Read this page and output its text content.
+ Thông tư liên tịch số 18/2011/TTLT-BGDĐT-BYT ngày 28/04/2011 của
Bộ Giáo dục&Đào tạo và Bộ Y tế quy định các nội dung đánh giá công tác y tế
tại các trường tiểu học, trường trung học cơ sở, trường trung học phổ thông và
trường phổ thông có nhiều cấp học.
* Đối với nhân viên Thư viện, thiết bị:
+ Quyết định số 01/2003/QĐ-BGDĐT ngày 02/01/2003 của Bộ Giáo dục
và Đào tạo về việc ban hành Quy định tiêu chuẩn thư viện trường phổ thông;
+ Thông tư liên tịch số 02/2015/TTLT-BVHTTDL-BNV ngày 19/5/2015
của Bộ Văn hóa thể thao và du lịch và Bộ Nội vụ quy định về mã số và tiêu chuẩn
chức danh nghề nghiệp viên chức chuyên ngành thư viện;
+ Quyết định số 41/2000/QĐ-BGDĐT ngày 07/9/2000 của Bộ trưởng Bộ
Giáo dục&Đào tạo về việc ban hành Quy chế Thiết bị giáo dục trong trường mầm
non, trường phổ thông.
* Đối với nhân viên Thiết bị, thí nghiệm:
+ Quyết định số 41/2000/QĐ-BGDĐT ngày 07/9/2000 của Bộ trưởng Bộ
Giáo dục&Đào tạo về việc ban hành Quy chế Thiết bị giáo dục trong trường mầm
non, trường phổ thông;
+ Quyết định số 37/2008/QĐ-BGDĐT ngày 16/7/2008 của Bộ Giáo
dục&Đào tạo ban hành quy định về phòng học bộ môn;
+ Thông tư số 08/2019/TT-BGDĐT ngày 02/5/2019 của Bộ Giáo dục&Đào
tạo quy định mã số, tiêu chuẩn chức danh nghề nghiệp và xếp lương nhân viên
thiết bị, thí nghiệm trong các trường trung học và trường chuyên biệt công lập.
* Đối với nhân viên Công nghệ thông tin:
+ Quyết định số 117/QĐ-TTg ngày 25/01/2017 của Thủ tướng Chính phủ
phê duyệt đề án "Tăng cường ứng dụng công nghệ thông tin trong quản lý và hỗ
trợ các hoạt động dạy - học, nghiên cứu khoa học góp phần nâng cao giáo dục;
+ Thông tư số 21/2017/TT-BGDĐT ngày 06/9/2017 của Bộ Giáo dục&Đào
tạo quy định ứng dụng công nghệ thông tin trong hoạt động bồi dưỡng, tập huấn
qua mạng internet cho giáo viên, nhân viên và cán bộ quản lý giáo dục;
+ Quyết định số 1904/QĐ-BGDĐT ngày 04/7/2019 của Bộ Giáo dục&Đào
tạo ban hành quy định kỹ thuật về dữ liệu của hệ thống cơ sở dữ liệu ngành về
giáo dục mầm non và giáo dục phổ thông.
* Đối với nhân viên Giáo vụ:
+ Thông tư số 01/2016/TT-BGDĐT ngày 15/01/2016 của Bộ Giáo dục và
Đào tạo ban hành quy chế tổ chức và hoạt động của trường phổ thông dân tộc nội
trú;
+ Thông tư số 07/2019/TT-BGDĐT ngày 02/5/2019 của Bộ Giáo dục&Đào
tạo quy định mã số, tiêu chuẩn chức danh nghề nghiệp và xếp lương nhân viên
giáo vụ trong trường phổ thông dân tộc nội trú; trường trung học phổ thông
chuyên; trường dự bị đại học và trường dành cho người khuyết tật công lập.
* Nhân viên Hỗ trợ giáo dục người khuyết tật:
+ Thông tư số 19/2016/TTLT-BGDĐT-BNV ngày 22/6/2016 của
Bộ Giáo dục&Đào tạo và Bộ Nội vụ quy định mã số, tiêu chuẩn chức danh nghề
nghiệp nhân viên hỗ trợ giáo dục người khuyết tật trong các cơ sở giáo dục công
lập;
+===+
◆ Required work ◆
Copy out every line in the entries above that holds "nghiệm".

◆ Full solution ◆
* Đối với nhân viên Thiết bị, thí nghiệm:
thiết bị, thí nghiệm trong các trường trung học và trường chuyên biệt công lập.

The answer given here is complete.